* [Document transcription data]
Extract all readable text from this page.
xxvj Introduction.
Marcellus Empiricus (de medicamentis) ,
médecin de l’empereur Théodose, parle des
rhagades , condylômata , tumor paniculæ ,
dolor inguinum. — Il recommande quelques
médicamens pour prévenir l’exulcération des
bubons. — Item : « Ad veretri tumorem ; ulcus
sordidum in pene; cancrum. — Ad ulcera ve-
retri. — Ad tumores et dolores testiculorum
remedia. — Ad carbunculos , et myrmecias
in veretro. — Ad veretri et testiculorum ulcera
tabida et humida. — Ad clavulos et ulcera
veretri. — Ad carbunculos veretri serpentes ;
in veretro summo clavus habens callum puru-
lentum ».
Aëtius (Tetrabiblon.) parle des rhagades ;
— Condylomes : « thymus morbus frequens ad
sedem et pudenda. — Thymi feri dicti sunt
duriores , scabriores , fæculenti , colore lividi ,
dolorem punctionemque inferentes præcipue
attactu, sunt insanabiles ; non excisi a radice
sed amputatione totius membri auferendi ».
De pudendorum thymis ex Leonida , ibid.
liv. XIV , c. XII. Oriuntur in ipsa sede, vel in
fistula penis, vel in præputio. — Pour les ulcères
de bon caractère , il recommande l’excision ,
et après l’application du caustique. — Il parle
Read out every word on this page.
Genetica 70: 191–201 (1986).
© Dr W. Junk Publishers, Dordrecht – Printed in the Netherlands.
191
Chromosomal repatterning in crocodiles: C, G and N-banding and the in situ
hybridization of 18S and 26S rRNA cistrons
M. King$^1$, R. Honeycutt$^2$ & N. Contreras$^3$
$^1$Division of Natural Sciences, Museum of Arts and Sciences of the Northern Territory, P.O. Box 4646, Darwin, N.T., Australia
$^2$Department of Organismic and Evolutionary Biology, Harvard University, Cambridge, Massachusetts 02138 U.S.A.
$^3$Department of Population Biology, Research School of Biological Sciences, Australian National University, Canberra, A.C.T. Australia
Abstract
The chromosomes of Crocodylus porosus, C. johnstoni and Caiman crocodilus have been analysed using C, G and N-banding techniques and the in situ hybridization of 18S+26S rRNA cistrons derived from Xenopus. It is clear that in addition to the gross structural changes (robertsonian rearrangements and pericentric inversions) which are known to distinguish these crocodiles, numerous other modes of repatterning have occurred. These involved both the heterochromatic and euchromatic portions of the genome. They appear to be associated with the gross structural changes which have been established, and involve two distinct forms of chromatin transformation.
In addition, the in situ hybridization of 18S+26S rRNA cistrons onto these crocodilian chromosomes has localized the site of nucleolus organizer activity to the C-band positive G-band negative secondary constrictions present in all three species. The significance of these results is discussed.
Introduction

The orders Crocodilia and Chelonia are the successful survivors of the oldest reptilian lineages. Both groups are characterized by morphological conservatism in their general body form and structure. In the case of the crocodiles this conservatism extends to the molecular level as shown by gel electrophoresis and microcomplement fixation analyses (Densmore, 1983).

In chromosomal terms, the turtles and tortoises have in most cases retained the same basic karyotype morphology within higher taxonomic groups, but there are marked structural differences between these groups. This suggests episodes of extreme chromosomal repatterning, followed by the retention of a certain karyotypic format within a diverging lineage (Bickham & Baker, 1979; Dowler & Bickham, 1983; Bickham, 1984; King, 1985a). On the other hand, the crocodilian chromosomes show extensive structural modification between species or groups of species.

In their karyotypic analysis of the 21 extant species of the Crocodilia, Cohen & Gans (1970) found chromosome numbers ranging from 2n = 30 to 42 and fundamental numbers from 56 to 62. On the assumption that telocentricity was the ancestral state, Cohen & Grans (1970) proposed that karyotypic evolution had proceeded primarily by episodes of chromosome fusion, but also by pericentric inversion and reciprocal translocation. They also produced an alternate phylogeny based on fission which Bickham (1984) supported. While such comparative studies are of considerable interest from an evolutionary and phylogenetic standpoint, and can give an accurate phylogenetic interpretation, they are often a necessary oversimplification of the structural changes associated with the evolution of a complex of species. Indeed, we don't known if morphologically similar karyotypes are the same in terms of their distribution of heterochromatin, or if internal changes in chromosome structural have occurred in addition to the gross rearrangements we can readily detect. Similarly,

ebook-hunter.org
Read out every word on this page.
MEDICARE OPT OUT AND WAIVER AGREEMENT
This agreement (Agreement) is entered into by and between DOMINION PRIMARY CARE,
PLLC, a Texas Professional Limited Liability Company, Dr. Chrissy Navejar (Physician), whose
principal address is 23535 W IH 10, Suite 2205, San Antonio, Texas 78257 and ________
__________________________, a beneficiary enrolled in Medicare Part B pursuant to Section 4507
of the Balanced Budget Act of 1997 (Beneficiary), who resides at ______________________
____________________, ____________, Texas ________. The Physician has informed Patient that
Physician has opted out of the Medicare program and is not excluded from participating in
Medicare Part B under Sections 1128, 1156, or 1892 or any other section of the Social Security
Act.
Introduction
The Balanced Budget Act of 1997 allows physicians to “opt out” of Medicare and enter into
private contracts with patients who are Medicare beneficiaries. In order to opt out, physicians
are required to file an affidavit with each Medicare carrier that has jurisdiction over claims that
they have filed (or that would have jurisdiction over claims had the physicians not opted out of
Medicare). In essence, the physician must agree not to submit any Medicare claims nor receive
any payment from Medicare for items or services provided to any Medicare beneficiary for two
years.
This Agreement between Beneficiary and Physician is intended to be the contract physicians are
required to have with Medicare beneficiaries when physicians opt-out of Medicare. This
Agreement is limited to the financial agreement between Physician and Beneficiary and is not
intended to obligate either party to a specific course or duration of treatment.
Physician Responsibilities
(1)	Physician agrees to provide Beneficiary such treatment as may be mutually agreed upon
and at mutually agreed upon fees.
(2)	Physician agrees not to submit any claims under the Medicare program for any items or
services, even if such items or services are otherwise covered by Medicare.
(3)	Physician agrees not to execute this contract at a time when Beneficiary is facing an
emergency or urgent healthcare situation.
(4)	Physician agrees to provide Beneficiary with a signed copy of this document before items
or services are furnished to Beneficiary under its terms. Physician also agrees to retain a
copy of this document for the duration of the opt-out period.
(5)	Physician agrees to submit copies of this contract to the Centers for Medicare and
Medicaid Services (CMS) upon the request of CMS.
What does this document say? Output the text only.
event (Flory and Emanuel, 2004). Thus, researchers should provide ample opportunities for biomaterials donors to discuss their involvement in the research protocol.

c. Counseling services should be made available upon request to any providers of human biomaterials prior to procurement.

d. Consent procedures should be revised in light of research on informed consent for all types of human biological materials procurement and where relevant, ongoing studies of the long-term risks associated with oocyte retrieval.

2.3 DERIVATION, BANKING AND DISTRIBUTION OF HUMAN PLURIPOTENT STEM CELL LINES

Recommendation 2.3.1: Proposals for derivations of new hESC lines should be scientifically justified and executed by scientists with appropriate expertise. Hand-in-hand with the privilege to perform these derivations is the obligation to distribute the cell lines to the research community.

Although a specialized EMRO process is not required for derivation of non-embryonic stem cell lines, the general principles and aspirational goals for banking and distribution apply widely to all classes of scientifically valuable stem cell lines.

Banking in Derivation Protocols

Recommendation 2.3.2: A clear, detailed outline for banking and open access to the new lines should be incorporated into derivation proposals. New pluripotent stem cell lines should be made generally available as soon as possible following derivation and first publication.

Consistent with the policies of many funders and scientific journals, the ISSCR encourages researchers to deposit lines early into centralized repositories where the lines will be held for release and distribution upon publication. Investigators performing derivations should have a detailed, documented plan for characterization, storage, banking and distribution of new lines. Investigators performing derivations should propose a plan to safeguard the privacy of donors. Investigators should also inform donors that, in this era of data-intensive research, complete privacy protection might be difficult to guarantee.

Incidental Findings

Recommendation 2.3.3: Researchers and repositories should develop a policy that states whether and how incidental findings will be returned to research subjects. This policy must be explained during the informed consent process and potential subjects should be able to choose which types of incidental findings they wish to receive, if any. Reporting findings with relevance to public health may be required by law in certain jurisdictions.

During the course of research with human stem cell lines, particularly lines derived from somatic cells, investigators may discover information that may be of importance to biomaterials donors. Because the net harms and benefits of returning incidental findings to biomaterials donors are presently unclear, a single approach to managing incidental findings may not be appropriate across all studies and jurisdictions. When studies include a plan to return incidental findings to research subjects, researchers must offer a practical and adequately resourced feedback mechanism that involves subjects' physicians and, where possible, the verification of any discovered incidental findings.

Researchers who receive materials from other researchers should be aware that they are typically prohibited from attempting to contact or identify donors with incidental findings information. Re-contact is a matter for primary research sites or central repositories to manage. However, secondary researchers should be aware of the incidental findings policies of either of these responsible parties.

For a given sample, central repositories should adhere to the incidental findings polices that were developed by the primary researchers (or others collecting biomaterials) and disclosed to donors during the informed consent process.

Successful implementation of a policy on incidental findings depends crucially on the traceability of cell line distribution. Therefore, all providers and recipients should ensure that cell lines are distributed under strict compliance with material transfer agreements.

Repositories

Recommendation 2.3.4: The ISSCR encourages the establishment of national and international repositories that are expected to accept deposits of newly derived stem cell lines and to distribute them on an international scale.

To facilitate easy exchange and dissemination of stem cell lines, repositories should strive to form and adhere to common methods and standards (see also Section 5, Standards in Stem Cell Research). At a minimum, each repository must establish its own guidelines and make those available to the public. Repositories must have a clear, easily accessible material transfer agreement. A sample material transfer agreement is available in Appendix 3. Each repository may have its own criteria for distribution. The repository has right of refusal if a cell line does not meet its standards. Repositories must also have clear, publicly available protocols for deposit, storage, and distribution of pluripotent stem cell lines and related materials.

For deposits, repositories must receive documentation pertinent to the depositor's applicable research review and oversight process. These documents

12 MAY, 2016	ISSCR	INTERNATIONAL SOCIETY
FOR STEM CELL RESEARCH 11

* [Problem to work on] Each line that holds the word "Biology" should be extracted from the records.

* [Exercise response]
$^2$Department of Organismic and Evolutionary Biology, Harvard University, Cambridge, Massachusetts 02138 U.S.A.
$^3$Department of Population Biology, Research School of Biological Sciences, Australian National University, Canberra, A.C.T. Australia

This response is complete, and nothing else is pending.